- Task goal -
Report, word for word, every line of the material that contains "gazdálkodói".

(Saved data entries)

+---+

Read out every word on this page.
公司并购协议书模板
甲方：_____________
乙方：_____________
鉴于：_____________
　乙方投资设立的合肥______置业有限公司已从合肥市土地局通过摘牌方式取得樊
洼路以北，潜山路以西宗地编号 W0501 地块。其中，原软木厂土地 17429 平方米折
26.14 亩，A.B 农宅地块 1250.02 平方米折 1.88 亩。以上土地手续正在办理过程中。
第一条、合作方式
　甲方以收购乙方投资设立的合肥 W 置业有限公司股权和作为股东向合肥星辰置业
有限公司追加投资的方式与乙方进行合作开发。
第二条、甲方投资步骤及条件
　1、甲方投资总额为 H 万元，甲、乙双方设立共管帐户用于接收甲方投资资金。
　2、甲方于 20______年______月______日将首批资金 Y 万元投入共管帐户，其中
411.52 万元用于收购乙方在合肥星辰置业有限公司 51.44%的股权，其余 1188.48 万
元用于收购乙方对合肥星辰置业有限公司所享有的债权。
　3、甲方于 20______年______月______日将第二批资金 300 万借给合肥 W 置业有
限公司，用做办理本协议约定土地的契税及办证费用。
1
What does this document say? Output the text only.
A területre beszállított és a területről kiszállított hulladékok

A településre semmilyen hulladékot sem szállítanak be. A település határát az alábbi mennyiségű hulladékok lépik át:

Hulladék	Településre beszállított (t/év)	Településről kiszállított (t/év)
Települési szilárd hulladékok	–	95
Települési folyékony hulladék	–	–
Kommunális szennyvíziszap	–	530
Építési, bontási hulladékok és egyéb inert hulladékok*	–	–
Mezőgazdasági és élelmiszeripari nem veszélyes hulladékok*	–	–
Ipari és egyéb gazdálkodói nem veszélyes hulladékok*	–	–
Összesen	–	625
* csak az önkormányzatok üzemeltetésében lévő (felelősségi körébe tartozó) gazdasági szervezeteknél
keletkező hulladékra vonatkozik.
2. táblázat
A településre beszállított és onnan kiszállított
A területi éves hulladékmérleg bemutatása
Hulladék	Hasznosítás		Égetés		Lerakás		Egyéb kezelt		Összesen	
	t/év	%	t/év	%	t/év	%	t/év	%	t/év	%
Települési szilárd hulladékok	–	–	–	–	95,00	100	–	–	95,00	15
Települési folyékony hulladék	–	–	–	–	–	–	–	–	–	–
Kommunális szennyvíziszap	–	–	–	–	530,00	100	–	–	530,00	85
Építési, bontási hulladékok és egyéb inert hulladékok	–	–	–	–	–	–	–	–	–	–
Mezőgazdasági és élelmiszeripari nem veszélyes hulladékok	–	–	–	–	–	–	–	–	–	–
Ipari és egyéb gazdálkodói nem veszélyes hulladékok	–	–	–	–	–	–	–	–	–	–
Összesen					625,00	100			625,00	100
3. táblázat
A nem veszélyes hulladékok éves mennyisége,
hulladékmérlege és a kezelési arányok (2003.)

+---+

- Solved problem -
Ipari és egyéb gazdálkodói nem veszélyes hulladékok*	–	–
Ipari és egyéb gazdálkodói nem veszélyes hulladékok	–	–	–	–	–	–	–	–	–	–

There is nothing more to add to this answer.